## EXERCISE GOAL
How many lines of the entries below include the word "Samsung"? Answer with the number alone.

## RECORDS PROVIDED

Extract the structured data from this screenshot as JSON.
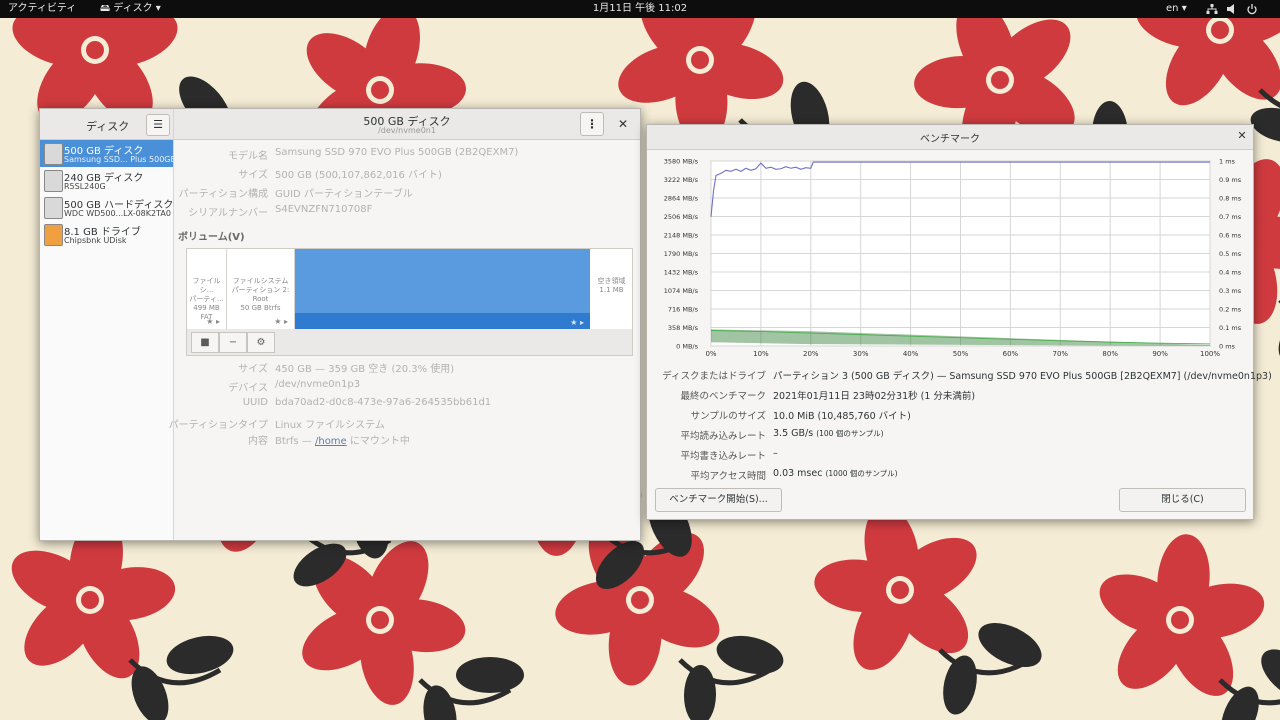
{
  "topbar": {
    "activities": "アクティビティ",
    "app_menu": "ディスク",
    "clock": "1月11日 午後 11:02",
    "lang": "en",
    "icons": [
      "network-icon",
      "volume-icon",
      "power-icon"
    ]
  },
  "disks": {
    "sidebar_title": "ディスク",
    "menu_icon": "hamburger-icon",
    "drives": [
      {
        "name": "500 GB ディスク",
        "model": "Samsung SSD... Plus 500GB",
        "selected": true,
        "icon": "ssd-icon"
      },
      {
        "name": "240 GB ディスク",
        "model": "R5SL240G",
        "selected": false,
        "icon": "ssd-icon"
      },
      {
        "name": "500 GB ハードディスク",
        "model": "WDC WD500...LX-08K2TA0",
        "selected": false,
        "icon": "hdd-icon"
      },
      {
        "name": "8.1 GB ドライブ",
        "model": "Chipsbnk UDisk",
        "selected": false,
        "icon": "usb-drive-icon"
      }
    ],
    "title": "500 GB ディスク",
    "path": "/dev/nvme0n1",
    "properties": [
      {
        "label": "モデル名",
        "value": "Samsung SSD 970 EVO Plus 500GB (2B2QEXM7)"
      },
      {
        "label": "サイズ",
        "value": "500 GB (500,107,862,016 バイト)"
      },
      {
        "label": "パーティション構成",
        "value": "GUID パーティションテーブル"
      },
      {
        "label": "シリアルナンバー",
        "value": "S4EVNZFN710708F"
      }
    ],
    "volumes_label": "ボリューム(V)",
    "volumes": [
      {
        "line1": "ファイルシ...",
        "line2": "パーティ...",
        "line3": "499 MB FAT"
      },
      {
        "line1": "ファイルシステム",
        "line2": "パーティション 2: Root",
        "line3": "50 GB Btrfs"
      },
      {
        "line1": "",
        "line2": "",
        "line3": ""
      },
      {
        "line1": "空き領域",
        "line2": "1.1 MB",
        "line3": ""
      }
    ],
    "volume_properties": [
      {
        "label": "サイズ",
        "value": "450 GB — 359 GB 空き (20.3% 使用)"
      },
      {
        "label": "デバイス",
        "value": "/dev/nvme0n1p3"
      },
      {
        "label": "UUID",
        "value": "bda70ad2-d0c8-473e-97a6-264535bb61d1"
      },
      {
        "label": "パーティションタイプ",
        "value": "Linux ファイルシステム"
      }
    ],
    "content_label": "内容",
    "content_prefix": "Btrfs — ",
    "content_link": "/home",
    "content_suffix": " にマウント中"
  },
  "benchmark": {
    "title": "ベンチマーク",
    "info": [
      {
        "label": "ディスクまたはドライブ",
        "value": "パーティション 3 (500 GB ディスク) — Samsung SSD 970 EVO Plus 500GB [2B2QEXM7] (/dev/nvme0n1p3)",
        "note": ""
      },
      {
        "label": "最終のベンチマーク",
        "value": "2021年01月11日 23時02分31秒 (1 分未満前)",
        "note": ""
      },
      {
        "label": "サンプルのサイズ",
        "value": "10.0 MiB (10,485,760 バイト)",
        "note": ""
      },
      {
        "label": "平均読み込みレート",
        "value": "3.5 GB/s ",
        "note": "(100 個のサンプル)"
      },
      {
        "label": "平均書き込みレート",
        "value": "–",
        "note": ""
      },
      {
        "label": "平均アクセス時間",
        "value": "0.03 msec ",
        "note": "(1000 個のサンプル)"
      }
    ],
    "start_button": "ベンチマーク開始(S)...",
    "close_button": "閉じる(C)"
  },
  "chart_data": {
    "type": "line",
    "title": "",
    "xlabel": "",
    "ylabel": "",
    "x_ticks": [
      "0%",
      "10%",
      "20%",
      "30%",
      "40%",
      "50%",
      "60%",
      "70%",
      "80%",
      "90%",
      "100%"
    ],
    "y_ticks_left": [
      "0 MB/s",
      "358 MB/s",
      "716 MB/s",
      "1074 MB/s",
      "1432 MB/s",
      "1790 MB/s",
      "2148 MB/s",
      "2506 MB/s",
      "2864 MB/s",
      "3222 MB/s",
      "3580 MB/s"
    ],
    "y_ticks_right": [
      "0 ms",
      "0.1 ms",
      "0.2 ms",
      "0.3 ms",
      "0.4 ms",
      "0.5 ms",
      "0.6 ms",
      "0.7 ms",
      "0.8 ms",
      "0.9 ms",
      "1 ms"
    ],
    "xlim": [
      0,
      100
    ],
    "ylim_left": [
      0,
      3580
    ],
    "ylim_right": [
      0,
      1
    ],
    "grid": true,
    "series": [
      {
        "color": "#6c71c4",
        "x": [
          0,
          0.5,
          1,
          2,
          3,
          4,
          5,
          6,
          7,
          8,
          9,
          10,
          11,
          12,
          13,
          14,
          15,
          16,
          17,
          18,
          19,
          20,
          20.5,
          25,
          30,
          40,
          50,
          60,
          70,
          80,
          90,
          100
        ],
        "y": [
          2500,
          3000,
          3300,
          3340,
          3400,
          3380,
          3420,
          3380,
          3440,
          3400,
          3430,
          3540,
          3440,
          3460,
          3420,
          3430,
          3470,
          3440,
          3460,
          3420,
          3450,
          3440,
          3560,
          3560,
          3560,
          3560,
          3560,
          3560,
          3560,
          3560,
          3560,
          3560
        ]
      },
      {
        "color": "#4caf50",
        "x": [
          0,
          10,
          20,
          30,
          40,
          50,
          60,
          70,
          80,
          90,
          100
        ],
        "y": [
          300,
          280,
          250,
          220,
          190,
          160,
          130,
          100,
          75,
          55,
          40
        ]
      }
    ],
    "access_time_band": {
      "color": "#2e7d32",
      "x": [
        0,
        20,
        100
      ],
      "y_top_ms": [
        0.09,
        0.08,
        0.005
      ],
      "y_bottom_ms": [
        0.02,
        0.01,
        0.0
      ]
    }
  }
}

## WRITTEN RESPONSE
3